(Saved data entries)
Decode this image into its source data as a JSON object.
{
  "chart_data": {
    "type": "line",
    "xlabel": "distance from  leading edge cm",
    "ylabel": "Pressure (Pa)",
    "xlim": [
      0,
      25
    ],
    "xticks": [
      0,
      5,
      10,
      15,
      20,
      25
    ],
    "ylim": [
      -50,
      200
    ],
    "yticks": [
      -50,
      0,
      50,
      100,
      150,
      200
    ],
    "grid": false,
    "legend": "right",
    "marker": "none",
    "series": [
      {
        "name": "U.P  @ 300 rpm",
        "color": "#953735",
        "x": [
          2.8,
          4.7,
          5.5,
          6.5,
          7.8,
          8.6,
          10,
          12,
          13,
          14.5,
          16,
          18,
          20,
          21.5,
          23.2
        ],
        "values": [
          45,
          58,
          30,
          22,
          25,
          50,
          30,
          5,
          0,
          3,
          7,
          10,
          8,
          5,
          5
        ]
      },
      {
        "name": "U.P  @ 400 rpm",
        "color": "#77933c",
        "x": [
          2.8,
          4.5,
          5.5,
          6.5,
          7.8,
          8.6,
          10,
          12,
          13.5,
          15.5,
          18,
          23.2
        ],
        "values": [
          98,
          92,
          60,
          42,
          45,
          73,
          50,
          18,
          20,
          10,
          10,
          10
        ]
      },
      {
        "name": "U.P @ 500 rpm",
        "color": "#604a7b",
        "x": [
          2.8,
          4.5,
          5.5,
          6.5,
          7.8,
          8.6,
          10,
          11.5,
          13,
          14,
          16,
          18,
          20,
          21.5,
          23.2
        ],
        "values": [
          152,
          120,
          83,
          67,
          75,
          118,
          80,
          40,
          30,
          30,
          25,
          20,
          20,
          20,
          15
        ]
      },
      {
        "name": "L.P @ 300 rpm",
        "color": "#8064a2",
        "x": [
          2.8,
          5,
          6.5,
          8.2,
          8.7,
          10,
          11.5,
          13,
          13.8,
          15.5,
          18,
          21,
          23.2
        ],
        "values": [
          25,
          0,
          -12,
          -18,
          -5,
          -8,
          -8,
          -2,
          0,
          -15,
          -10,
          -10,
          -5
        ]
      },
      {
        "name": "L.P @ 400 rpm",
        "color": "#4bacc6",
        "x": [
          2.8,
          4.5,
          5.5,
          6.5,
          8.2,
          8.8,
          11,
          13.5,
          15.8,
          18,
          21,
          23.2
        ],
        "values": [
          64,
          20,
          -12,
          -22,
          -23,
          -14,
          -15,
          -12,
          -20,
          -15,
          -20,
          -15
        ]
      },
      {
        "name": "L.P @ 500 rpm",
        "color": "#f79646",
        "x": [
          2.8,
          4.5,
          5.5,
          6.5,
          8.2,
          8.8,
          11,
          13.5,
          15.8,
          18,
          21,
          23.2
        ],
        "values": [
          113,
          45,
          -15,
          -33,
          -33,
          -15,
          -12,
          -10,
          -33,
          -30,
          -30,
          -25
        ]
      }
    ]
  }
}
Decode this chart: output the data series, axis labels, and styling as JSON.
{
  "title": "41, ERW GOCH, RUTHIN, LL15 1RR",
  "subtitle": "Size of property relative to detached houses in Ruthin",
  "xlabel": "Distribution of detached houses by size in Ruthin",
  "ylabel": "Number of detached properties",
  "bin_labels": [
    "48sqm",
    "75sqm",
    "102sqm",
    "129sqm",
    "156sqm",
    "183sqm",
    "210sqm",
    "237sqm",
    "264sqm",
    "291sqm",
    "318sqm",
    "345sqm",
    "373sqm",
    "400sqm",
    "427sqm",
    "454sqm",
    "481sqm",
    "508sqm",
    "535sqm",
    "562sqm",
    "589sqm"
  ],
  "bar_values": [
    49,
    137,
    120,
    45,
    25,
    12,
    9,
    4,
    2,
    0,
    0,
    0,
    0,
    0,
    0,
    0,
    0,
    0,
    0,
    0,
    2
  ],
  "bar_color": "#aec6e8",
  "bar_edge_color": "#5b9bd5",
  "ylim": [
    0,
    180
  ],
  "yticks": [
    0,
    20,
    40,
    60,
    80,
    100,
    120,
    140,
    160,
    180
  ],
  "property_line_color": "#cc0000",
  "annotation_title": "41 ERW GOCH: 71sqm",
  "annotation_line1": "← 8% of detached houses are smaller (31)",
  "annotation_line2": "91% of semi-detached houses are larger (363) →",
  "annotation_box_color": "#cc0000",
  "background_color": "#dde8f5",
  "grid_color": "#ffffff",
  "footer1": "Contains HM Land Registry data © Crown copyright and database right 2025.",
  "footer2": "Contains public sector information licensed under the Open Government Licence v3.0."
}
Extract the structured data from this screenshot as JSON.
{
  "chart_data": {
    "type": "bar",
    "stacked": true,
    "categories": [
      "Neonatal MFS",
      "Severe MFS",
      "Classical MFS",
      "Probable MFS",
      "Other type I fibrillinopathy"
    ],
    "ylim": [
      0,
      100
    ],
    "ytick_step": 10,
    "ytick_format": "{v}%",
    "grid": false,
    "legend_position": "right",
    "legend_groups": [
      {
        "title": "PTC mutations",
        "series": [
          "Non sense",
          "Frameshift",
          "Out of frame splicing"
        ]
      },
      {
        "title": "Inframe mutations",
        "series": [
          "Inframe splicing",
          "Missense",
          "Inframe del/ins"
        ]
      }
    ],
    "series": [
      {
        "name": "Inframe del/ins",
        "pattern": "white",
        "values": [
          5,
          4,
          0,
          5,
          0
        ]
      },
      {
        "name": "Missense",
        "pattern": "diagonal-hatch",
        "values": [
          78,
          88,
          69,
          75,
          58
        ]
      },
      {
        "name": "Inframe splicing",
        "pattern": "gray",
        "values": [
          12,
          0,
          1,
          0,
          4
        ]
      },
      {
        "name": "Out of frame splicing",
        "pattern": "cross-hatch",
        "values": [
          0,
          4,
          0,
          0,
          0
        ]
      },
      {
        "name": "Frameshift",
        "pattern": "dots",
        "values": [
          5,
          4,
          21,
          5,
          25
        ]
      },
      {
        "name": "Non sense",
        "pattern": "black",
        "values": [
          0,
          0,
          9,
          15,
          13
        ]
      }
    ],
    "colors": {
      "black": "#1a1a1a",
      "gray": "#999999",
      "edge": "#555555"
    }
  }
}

== Problem requirements ==
Retype all of the data shown above, word for word.

== Correct result ==
Decode this image into its source data as a JSON object.
{
  "chart_data": {
    "type": "line",
    "xlabel": "distance from  leading edge cm",
    "ylabel": "Pressure (Pa)",
    "xlim": [
      0,
      25
    ],
    "xticks": [
      0,
      5,
      10,
      15,
      20,
      25
    ],
    "ylim": [
      -50,
      200
    ],
    "yticks": [
      -50,
      0,
      50,
      100,
      150,
      200
    ],
    "grid": false,
    "legend": "right",
    "marker": "none",
    "series": [
      {
        "name": "U.P  @ 300 rpm",
        "color": "#953735",
        "x": [
          2.8,
          4.7,
          5.5,
          6.5,
          7.8,
          8.6,
          10,
          12,
          13,
          14.5,
          16,
          18,
          20,
          21.5,
          23.2
        ],
        "values": [
          45,
          58,
          30,
          22,
          25,
          50,
          30,
          5,
          0,
          3,
          7,
          10,
          8,
          5,
          5
        ]
      },
      {
        "name": "U.P  @ 400 rpm",
        "color": "#77933c",
        "x": [
          2.8,
          4.5,
          5.5,
          6.5,
          7.8,
          8.6,
          10,
          12,
          13.5,
          15.5,
          18,
          23.2
        ],
        "values": [
          98,
          92,
          60,
          42,
          45,
          73,
          50,
          18,
          20,
          10,
          10,
          10
        ]
      },
      {
        "name": "U.P @ 500 rpm",
        "color": "#604a7b",
        "x": [
          2.8,
          4.5,
          5.5,
          6.5,
          7.8,
          8.6,
          10,
          11.5,
          13,
          14,
          16,
          18,
          20,
          21.5,
          23.2
        ],
        "values": [
          152,
          120,
          83,
          67,
          75,
          118,
          80,
          40,
          30,
          30,
          25,
          20,
          20,
          20,
          15
        ]
      },
      {
        "name": "L.P @ 300 rpm",
        "color": "#8064a2",
        "x": [
          2.8,
          5,
          6.5,
          8.2,
          8.7,
          10,
          11.5,
          13,
          13.8,
          15.5,
          18,
          21,
          23.2
        ],
        "values": [
          25,
          0,
          -12,
          -18,
          -5,
          -8,
          -8,
          -2,
          0,
          -15,
          -10,
          -10,
          -5
        ]
      },
      {
        "name": "L.P @ 400 rpm",
        "color": "#4bacc6",
        "x": [
          2.8,
          4.5,
          5.5,
          6.5,
          8.2,
          8.8,
          11,
          13.5,
          15.8,
          18,
          21,
          23.2
        ],
        "values": [
          64,
          20,
          -12,
          -22,
          -23,
          -14,
          -15,
          -12,
          -20,
          -15,
          -20,
          -15
        ]
      },
      {
        "name": "L.P @ 500 rpm",
        "color": "#f79646",
        "x": [
          2.8,
          4.5,
          5.5,
          6.5,
          8.2,
          8.8,
          11,
          13.5,
          15.8,
          18,
          21,
          23.2
        ],
        "values": [
          113,
          45,
          -15,
          -33,
          -33,
          -15,
          -12,
          -10,
          -33,
          -30,
          -30,
          -25
        ]
      }
    ]
  }
}
Decode this chart: output the data series, axis labels, and styling as JSON.
{
  "title": "41, ERW GOCH, RUTHIN, LL15 1RR",
  "subtitle": "Size of property relative to detached houses in Ruthin",
  "xlabel": "Distribution of detached houses by size in Ruthin",
  "ylabel": "Number of detached properties",
  "bin_labels": [
    "48sqm",
    "75sqm",
    "102sqm",
    "129sqm",
    "156sqm",
    "183sqm",
    "210sqm",
    "237sqm",
    "264sqm",
    "291sqm",
    "318sqm",
    "345sqm",
    "373sqm",
    "400sqm",
    "427sqm",
    "454sqm",
    "481sqm",
    "508sqm",
    "535sqm",
    "562sqm",
    "589sqm"
  ],
  "bar_values": [
    49,
    137,
    120,
    45,
    25,
    12,
    9,
    4,
    2,
    0,
    0,
    0,
    0,
    0,
    0,
    0,
    0,
    0,
    0,
    0,
    2
  ],
  "bar_color": "#aec6e8",
  "bar_edge_color": "#5b9bd5",
  "ylim": [
    0,
    180
  ],
  "yticks": [
    0,
    20,
    40,
    60,
    80,
    100,
    120,
    140,
    160,
    180
  ],
  "property_line_color": "#cc0000",
  "annotation_title": "41 ERW GOCH: 71sqm",
  "annotation_line1": "← 8% of detached houses are smaller (31)",
  "annotation_line2": "91% of semi-detached houses are larger (363) →",
  "annotation_box_color": "#cc0000",
  "background_color": "#dde8f5",
  "grid_color": "#ffffff",
  "footer1": "Contains HM Land Registry data © Crown copyright and database right 2025.",
  "footer2": "Contains public sector information licensed under the Open Government Licence v3.0."
}
Extract the structured data from this screenshot as JSON.
{
  "chart_data": {
    "type": "bar",
    "stacked": true,
    "categories": [
      "Neonatal MFS",
      "Severe MFS",
      "Classical MFS",
      "Probable MFS",
      "Other type I fibrillinopathy"
    ],
    "ylim": [
      0,
      100
    ],
    "ytick_step": 10,
    "ytick_format": "{v}%",
    "grid": false,
    "legend_position": "right",
    "legend_groups": [
      {
        "title": "PTC mutations",
        "series": [
          "Non sense",
          "Frameshift",
          "Out of frame splicing"
        ]
      },
      {
        "title": "Inframe mutations",
        "series": [
          "Inframe splicing",
          "Missense",
          "Inframe del/ins"
        ]
      }
    ],
    "series": [
      {
        "name": "Inframe del/ins",
        "pattern": "white",
        "values": [
          5,
          4,
          0,
          5,
          0
        ]
      },
      {
        "name": "Missense",
        "pattern": "diagonal-hatch",
        "values": [
          78,
          88,
          69,
          75,
          58
        ]
      },
      {
        "name": "Inframe splicing",
        "pattern": "gray",
        "values": [
          12,
          0,
          1,
          0,
          4
        ]
      },
      {
        "name": "Out of frame splicing",
        "pattern": "cross-hatch",
        "values": [
          0,
          4,
          0,
          0,
          0
        ]
      },
      {
        "name": "Frameshift",
        "pattern": "dots",
        "values": [
          5,
          4,
          21,
          5,
          25
        ]
      },
      {
        "name": "Non sense",
        "pattern": "black",
        "values": [
          0,
          0,
          9,
          15,
          13
        ]
      }
    ],
    "colors": {
      "black": "#1a1a1a",
      "gray": "#999999",
      "edge": "#555555"
    }
  }
}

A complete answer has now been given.